## START
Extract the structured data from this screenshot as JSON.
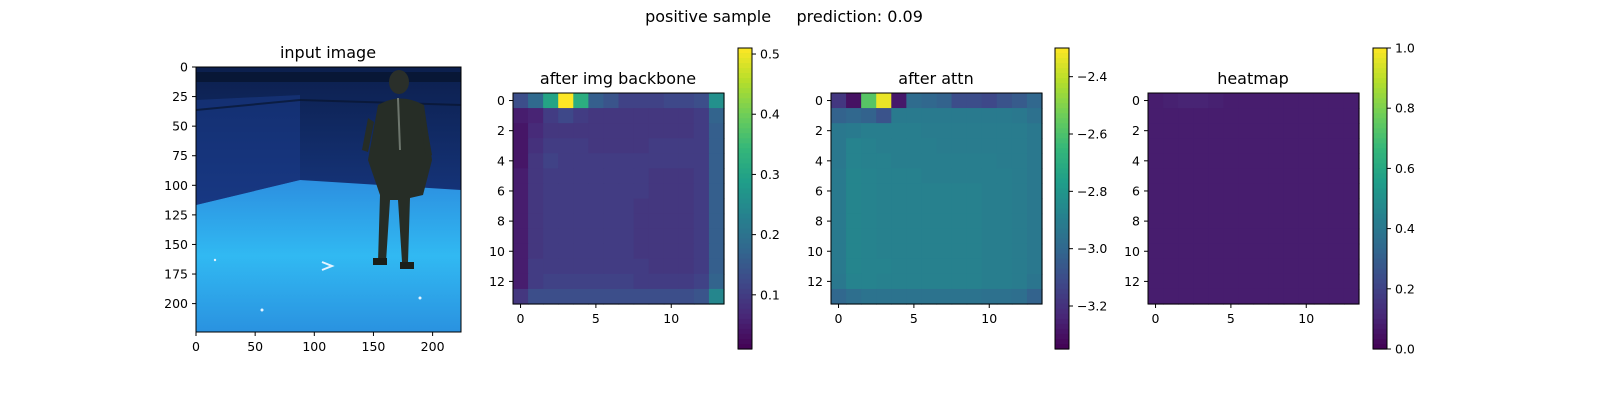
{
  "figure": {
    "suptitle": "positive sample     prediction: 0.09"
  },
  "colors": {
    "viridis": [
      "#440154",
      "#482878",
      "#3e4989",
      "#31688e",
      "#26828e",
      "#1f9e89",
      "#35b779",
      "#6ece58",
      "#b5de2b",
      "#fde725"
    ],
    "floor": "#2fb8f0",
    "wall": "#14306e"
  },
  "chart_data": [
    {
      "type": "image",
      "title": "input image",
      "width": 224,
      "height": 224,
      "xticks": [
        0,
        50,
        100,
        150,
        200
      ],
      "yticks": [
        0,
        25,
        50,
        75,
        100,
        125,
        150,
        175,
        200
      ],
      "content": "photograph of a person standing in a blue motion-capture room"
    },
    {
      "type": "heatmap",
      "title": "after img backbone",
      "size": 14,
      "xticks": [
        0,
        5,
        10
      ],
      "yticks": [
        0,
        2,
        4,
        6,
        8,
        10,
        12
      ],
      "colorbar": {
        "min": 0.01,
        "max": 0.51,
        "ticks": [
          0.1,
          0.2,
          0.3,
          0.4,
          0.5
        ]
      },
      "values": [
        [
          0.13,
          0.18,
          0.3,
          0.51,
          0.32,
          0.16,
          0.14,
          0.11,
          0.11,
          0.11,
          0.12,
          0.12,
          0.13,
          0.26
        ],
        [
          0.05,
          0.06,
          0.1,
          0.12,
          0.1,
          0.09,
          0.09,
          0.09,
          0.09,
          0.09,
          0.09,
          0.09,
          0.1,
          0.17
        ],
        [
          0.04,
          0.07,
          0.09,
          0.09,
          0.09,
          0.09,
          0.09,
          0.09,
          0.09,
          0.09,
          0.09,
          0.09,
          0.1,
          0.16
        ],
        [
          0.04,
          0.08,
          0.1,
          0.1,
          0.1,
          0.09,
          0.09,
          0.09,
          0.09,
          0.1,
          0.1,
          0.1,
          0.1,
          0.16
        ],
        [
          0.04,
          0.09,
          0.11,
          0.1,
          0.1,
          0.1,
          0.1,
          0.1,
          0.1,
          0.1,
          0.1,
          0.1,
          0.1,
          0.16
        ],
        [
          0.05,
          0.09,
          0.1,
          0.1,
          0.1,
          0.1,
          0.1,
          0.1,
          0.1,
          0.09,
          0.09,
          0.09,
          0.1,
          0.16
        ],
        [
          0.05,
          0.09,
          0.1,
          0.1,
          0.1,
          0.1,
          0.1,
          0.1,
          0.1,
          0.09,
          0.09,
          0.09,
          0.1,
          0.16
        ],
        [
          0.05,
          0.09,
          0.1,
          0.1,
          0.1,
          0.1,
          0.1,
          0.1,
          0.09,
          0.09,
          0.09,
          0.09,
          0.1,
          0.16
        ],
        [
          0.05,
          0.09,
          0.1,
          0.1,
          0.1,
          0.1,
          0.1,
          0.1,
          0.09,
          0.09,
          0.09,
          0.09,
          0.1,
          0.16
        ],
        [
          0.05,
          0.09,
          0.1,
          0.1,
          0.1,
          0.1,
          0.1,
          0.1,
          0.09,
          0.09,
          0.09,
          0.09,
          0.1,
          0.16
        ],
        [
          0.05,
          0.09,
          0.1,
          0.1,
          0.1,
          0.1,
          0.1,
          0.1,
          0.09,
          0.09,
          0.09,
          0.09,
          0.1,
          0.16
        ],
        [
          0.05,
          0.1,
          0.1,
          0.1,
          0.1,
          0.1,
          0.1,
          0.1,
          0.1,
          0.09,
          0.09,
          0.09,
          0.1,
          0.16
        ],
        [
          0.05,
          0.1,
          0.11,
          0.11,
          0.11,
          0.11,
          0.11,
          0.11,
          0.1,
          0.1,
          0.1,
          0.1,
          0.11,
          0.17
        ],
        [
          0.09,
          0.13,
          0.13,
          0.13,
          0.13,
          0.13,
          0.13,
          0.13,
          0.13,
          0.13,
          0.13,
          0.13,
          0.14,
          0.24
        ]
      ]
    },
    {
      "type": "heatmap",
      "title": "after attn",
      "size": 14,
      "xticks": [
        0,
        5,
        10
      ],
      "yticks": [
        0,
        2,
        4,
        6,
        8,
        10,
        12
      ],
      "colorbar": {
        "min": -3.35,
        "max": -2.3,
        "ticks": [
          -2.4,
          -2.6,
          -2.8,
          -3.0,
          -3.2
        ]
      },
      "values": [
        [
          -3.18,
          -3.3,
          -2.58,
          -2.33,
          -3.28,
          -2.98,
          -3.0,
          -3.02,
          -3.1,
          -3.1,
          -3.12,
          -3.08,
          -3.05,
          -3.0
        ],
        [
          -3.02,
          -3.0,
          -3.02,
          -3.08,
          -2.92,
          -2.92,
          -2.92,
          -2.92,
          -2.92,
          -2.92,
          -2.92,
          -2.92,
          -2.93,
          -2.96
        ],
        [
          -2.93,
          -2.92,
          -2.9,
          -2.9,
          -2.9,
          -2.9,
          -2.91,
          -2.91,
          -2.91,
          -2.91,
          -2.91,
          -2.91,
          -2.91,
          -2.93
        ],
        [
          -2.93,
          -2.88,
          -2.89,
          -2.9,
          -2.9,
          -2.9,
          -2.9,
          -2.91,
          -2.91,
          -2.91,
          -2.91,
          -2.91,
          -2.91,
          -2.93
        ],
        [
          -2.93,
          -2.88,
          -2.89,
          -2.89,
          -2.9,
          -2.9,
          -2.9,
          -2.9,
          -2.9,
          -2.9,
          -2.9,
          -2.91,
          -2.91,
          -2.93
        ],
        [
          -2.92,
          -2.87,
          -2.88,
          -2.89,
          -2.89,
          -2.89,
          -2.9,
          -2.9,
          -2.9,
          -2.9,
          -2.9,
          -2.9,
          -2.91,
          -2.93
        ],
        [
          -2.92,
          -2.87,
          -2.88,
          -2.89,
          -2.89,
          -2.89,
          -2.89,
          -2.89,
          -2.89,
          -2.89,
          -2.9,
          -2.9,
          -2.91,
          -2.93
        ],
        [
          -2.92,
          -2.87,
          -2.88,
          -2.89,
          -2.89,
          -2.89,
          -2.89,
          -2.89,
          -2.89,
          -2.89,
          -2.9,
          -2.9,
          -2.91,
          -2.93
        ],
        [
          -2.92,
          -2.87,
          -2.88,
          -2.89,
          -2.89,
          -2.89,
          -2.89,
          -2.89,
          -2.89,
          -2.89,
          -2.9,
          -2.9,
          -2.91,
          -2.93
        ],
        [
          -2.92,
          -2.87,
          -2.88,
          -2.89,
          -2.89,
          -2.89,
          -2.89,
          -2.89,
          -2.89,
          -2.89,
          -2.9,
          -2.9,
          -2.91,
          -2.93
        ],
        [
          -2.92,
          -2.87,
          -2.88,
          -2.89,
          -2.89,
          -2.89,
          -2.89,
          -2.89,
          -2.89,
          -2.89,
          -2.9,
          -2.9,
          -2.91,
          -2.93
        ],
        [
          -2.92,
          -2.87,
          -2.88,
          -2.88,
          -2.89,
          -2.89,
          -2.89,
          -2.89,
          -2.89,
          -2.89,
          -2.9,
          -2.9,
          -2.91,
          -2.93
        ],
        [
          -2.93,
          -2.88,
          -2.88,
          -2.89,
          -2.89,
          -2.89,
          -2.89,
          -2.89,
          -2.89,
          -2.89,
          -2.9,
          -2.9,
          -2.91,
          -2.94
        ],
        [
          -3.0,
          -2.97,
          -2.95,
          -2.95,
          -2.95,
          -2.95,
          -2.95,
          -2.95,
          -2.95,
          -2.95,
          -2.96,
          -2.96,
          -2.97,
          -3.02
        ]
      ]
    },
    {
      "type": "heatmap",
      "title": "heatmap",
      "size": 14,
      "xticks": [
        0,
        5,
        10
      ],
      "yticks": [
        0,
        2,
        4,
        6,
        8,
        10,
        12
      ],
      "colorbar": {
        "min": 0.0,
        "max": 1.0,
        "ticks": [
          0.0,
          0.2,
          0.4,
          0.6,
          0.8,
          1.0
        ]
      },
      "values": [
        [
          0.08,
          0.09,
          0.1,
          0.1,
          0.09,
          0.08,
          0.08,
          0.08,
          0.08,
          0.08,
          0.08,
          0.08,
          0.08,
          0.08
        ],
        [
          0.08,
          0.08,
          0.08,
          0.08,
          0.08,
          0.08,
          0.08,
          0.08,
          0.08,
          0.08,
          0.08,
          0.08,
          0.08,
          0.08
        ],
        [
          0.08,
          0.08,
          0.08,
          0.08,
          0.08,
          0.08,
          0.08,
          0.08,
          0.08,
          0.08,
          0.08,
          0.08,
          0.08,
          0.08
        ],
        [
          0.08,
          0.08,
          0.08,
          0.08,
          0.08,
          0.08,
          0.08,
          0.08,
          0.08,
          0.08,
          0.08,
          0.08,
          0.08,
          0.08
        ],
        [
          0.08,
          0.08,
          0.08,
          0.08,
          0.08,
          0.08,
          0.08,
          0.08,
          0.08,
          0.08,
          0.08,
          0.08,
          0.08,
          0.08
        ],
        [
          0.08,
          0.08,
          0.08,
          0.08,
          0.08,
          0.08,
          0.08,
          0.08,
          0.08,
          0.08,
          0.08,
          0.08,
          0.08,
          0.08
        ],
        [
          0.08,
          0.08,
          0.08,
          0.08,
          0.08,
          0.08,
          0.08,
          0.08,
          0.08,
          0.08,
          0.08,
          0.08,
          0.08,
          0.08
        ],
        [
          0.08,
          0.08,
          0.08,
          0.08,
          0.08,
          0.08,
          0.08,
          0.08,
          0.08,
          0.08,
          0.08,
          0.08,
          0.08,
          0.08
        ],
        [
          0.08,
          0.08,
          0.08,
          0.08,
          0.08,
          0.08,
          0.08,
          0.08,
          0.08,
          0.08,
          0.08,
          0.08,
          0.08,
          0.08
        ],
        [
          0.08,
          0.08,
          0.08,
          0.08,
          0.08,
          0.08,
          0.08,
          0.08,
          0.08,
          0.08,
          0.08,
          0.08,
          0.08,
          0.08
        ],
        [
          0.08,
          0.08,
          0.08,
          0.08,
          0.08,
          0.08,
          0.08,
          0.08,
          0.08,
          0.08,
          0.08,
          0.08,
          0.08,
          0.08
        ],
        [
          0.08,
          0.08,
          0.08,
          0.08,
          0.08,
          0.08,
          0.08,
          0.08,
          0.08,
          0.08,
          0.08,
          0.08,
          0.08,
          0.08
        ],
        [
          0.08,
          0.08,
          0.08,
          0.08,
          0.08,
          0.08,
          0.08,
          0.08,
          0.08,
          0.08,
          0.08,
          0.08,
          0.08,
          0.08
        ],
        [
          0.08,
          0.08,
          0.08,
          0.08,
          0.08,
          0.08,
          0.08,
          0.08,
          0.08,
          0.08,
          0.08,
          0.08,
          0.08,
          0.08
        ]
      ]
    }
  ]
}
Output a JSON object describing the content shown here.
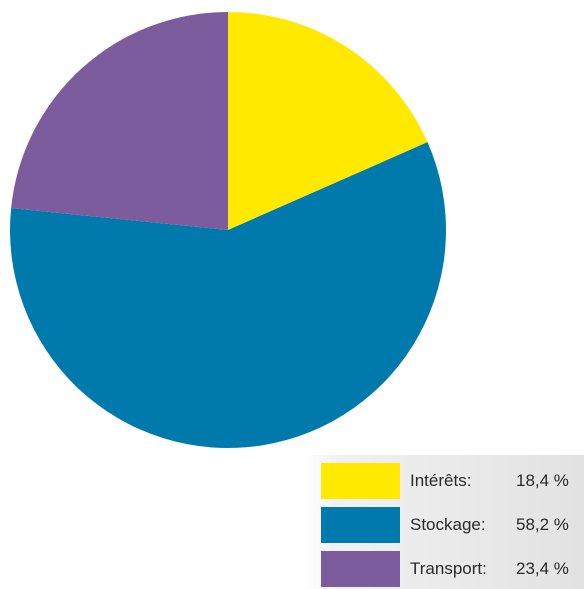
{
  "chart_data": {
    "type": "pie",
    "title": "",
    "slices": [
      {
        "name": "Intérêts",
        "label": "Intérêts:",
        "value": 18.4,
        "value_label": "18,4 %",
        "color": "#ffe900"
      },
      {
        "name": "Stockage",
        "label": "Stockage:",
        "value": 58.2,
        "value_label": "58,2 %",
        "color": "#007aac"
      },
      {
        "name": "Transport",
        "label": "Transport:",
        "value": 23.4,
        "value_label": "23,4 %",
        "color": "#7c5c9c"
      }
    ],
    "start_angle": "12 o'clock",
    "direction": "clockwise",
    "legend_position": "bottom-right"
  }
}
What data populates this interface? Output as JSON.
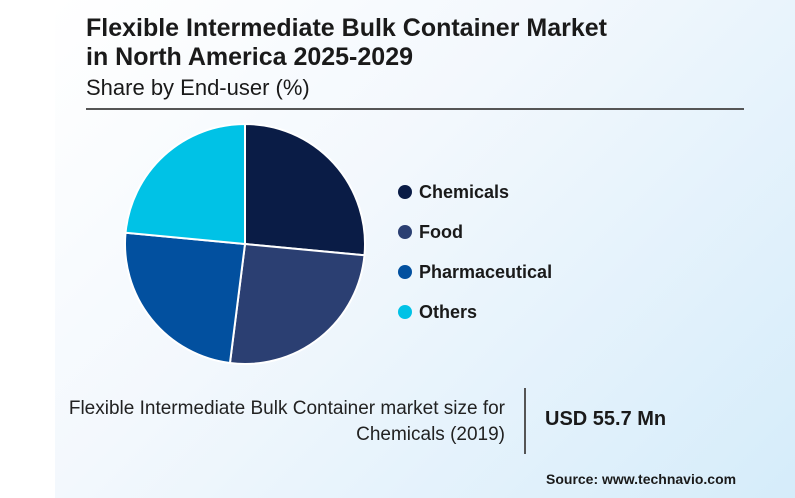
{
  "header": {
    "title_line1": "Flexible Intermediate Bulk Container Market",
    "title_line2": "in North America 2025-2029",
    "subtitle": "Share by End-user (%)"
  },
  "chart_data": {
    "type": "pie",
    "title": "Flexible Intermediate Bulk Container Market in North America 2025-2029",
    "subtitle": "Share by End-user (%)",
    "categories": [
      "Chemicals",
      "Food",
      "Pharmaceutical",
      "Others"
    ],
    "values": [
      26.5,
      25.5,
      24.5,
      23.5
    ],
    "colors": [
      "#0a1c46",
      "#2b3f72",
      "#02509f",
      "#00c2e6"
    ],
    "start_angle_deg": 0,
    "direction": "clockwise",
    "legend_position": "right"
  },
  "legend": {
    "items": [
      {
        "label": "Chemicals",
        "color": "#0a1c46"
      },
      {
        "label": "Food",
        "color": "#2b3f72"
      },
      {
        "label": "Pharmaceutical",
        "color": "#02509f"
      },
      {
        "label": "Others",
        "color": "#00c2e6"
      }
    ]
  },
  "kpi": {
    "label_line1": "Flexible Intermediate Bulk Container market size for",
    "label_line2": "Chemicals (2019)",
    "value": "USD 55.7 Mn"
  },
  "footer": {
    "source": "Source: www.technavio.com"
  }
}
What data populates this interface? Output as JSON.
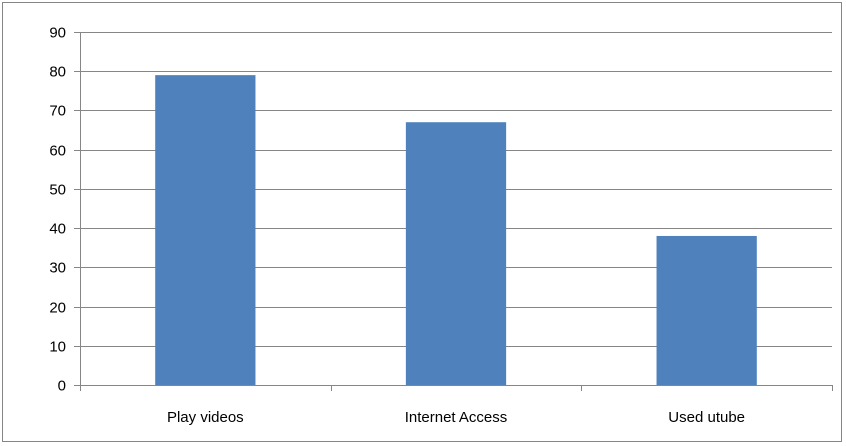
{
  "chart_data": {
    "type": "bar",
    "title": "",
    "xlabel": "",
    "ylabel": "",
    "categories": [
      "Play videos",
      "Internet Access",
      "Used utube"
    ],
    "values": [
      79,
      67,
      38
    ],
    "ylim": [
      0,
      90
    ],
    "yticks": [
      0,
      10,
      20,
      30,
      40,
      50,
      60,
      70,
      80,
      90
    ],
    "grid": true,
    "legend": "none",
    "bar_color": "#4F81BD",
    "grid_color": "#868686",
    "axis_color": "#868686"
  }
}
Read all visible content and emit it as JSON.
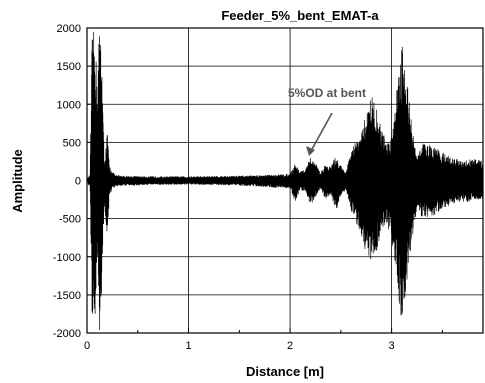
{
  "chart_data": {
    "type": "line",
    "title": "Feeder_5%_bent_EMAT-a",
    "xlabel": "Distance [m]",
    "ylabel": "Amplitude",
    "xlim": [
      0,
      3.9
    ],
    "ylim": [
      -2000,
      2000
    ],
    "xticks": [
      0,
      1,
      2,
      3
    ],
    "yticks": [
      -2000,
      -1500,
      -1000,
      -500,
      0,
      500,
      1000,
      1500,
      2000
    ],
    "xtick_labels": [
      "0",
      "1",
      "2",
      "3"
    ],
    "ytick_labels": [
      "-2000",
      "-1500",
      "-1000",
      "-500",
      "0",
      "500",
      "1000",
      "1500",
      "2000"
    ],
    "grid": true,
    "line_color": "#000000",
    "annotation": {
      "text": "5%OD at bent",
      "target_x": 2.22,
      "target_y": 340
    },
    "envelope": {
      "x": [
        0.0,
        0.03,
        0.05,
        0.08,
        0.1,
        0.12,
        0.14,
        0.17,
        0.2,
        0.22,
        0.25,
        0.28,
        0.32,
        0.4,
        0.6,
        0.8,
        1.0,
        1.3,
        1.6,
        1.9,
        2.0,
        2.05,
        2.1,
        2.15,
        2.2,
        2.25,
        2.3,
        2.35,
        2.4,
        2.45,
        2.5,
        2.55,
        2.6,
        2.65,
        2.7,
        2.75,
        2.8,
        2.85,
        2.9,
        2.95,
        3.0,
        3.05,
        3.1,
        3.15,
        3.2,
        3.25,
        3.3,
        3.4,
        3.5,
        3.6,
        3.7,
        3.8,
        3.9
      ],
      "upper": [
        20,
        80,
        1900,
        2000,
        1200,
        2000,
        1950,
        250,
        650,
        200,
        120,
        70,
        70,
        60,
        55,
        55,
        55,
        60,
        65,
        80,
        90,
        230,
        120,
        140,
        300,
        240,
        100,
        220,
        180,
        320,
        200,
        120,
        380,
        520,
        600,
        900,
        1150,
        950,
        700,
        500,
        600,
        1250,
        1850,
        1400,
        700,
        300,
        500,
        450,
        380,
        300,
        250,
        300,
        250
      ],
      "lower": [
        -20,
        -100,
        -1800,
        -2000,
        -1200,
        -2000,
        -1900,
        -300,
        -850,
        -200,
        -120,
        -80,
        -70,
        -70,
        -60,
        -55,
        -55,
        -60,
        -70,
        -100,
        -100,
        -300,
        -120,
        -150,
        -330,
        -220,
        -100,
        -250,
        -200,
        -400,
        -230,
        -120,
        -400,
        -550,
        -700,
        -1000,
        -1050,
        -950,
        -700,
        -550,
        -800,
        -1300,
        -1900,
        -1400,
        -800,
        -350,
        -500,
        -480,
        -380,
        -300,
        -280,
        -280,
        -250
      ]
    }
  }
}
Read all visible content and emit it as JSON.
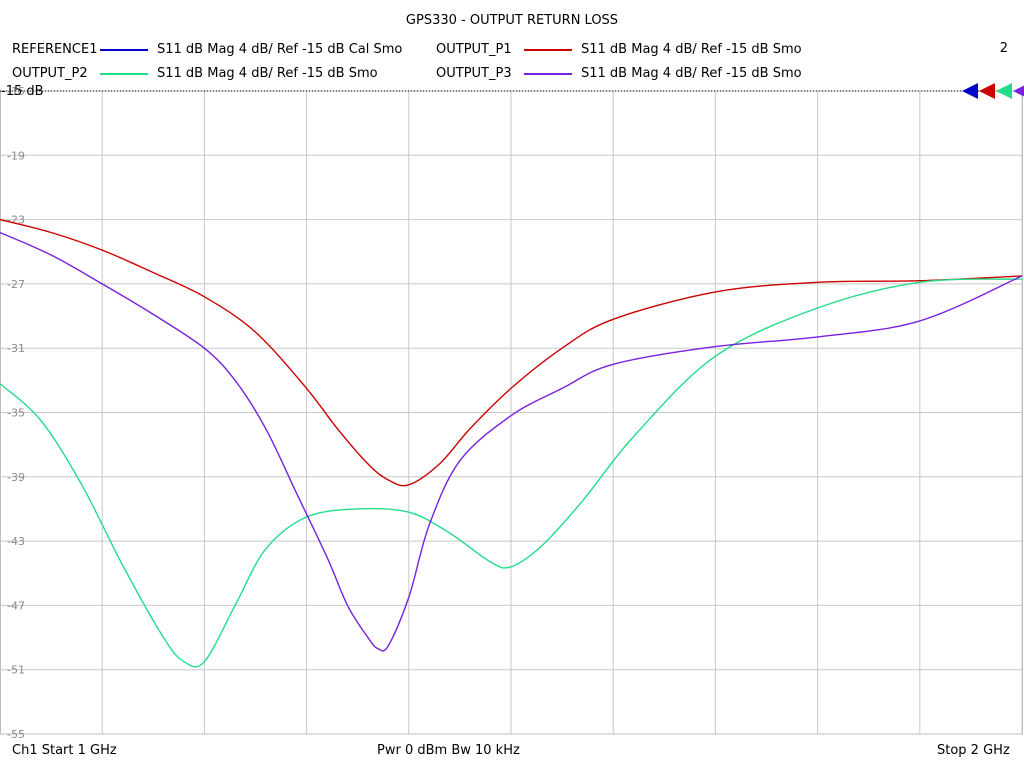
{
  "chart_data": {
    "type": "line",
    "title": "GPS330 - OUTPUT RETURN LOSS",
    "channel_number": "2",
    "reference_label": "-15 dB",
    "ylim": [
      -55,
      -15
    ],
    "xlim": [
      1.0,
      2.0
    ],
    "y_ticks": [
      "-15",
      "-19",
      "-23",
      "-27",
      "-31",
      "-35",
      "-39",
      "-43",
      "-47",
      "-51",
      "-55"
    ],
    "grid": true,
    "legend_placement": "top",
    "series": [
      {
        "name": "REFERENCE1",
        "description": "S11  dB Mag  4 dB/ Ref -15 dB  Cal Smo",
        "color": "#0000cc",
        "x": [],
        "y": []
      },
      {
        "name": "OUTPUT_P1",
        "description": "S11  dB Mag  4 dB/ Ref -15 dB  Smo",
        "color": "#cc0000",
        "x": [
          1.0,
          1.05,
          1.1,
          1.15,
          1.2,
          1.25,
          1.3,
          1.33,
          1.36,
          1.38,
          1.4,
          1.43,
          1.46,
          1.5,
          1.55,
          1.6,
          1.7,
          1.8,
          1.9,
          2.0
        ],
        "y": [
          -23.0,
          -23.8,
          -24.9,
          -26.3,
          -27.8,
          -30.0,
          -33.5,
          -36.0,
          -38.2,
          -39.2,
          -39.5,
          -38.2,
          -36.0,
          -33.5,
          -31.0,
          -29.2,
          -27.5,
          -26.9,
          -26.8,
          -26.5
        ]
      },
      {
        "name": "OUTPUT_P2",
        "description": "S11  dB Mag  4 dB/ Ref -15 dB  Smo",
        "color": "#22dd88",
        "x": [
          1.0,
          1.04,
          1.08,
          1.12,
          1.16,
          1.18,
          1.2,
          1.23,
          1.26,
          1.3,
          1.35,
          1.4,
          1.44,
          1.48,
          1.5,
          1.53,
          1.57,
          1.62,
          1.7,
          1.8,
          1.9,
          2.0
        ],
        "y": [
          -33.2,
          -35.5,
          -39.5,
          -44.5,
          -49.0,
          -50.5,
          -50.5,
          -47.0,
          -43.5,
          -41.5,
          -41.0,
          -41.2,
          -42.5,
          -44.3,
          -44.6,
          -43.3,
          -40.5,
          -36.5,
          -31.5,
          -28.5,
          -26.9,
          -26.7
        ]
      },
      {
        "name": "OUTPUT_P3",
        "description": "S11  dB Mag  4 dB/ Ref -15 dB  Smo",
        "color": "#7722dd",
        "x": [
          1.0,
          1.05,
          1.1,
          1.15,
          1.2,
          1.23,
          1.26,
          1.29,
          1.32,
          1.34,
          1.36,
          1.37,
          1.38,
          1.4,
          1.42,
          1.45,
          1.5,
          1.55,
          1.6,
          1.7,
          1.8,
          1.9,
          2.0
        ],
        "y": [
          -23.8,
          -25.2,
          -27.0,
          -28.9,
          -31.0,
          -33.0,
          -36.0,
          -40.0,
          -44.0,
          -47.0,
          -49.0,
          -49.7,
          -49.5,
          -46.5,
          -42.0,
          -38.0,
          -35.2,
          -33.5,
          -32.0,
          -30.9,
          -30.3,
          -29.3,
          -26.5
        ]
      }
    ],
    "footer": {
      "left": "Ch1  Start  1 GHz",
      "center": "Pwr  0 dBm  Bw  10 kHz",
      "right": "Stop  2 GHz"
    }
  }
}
## END
**Exercise directions**
Within the listing, how many lines hold the word "content"? Only the number is to be given.

**Response below**
4